• **STATED PROBLEM**
Which lines below hold the word "author"? Copy all of them.
- - - - - - -
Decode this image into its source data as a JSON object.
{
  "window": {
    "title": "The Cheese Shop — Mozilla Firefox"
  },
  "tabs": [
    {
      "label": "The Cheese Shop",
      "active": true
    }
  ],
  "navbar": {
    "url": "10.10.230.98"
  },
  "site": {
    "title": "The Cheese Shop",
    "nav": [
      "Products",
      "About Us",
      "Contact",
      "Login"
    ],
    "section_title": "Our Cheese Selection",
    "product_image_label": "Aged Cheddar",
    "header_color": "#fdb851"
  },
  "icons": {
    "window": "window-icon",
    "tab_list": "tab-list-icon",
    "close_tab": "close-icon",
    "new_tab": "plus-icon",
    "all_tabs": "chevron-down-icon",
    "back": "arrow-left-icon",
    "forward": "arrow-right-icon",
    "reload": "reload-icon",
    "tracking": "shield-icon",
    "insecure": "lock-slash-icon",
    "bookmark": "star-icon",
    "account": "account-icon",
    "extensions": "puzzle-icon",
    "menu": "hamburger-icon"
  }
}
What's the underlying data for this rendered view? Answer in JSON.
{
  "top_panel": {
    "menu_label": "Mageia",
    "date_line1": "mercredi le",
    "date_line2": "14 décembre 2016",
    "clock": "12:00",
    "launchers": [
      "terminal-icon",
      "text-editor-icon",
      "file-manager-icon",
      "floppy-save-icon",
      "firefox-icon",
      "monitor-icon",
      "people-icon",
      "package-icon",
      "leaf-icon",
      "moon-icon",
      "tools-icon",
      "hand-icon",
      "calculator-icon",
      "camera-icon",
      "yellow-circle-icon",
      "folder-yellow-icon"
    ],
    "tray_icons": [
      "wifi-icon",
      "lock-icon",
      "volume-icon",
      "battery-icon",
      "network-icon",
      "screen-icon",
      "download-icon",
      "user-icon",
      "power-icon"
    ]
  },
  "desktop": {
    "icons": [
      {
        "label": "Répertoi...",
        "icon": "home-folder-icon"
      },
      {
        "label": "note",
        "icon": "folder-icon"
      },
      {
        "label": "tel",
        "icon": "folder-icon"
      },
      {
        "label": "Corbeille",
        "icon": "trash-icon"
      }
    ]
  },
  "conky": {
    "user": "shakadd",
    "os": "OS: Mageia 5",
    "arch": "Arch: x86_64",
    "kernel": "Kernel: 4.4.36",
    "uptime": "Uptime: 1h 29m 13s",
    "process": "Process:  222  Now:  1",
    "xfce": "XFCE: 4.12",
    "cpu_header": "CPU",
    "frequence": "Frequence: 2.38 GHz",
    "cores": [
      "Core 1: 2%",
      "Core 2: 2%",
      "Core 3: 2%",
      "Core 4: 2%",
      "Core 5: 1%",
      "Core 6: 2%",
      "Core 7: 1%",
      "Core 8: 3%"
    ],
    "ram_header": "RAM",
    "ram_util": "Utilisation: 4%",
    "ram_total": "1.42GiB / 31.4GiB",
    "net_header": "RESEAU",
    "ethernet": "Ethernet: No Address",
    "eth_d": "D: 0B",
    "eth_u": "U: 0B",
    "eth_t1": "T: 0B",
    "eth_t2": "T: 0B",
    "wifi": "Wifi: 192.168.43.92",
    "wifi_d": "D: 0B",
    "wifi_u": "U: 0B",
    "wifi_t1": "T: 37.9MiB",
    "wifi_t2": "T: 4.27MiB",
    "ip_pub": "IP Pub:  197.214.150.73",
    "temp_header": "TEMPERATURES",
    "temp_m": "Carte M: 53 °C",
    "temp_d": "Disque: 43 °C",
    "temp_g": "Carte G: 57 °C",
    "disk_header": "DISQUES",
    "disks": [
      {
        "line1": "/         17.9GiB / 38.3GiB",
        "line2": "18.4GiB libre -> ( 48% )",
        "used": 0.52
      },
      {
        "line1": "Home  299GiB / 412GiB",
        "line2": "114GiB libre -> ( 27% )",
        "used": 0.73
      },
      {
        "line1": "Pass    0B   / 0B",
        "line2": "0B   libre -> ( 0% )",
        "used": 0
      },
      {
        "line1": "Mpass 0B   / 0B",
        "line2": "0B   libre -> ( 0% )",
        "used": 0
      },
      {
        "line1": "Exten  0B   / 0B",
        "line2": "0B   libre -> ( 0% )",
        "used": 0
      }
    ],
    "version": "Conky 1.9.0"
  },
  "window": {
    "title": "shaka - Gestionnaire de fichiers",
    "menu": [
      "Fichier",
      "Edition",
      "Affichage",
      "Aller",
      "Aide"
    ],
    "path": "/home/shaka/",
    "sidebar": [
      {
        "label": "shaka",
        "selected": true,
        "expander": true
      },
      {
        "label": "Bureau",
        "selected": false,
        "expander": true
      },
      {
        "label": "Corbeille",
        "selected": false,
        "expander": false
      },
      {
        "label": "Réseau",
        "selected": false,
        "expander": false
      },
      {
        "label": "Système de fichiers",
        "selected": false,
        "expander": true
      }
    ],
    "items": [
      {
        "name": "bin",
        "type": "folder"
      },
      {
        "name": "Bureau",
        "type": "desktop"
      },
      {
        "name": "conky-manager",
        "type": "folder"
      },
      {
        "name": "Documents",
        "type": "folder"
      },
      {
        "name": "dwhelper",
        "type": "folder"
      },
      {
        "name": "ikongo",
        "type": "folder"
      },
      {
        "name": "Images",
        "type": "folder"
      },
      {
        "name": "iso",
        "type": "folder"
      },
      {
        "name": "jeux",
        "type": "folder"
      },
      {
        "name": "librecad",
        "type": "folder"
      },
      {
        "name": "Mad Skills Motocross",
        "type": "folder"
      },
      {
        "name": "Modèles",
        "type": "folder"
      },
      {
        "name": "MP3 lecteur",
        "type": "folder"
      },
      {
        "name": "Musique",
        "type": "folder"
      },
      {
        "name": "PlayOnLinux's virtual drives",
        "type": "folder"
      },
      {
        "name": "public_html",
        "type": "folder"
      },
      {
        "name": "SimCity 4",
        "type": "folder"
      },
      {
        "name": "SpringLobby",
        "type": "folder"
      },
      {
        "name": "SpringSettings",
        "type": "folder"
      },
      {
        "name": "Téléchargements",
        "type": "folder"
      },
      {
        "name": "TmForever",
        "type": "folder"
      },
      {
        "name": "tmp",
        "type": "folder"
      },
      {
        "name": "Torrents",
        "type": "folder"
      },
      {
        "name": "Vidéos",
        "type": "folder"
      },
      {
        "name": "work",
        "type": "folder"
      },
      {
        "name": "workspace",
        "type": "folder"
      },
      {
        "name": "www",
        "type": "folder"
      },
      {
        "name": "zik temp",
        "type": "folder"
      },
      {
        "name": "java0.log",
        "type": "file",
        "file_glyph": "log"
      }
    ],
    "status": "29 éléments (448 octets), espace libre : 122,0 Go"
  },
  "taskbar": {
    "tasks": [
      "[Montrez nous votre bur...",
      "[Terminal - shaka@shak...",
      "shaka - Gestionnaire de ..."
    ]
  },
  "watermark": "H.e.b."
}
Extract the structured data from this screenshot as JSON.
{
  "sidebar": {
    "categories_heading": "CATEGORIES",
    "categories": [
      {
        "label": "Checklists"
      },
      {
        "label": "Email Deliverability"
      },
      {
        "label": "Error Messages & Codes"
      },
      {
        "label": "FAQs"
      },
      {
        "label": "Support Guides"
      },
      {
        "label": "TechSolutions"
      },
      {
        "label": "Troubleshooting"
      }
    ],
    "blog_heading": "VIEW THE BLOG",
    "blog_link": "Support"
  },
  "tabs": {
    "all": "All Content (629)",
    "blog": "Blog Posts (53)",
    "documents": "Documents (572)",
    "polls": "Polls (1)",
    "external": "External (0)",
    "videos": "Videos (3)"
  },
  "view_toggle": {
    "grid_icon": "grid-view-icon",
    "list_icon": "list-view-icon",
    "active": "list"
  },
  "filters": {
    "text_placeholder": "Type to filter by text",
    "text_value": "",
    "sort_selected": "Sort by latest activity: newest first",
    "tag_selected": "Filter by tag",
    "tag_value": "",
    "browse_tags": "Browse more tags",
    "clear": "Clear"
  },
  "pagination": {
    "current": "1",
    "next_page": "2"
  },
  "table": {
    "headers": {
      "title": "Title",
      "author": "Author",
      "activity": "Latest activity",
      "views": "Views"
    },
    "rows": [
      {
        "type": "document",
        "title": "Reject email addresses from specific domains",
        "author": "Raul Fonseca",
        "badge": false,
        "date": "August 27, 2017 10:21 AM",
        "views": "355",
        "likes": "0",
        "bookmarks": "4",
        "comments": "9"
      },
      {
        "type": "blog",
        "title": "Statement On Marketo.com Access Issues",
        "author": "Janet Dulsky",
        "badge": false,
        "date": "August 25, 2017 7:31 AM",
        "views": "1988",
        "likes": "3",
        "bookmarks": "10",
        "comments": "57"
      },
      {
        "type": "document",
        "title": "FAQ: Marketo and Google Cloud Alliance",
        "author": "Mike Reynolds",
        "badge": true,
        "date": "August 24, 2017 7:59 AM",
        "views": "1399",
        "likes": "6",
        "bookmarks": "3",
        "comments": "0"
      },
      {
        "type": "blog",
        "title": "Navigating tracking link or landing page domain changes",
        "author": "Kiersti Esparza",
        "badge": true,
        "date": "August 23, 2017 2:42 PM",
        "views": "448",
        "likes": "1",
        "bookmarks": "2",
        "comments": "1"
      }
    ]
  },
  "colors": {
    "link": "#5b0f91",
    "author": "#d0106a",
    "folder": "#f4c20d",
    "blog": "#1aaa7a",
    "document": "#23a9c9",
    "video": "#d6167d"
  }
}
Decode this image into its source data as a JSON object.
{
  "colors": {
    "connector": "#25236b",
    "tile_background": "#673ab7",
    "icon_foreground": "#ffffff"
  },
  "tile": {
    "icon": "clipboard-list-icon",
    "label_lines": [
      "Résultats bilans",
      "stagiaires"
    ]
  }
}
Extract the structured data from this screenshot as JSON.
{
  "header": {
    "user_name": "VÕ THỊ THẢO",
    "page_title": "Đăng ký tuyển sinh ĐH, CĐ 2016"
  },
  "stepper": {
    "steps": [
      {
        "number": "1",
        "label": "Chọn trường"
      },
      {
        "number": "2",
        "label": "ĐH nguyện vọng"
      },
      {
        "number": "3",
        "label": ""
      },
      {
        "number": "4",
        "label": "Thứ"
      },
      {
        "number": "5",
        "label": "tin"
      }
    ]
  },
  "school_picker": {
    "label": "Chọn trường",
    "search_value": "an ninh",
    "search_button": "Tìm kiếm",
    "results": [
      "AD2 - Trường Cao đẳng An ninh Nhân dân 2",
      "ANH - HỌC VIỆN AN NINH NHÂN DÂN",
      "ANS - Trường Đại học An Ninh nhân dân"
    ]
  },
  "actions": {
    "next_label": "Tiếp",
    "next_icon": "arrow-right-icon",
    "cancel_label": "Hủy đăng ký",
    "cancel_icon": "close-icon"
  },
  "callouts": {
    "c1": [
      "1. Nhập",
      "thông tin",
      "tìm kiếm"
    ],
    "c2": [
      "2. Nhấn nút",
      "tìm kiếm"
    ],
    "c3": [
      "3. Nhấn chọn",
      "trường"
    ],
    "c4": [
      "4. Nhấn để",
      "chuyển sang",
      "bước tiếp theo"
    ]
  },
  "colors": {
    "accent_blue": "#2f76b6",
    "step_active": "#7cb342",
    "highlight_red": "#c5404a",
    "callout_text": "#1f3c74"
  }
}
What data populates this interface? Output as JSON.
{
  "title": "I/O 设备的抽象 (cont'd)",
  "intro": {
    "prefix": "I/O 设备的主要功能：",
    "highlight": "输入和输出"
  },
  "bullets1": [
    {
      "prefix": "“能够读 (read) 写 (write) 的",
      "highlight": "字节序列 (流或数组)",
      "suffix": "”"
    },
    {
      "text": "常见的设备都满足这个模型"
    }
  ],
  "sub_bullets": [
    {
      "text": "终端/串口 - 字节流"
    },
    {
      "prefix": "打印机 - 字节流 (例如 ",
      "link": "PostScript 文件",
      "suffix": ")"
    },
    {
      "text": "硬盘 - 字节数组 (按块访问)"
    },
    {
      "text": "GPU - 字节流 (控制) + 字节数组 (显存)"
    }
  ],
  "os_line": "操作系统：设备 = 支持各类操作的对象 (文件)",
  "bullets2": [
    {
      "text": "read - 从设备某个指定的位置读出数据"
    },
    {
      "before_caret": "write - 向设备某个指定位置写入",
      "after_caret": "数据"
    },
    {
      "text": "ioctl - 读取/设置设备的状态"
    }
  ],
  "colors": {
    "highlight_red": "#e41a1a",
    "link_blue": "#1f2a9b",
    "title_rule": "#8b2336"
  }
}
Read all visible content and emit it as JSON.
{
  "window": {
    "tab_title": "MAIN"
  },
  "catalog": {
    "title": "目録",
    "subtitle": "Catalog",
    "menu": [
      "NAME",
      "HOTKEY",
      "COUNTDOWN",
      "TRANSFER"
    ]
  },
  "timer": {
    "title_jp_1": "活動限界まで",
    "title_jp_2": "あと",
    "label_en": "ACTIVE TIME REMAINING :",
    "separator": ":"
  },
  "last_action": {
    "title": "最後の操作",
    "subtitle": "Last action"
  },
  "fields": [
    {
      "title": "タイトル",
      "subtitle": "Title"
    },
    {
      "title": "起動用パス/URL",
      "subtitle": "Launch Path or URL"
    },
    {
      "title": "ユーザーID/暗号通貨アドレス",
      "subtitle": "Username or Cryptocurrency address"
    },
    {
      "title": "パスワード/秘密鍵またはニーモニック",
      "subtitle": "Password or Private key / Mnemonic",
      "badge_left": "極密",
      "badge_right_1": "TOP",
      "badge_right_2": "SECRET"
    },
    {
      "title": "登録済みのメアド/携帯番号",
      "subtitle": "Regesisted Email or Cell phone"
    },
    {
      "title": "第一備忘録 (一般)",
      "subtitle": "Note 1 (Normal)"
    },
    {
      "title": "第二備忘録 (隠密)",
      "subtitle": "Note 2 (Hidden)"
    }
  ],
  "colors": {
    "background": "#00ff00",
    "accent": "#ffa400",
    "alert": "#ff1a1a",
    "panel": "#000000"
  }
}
- - - - - - -
• **TASK RESULT**
      "author": "Author",
        "author": "Raul Fonseca",
        "author": "Janet Dulsky",
        "author": "Mike Reynolds",
        "author": "Kiersti Esparza",
    "author": "#d0106a",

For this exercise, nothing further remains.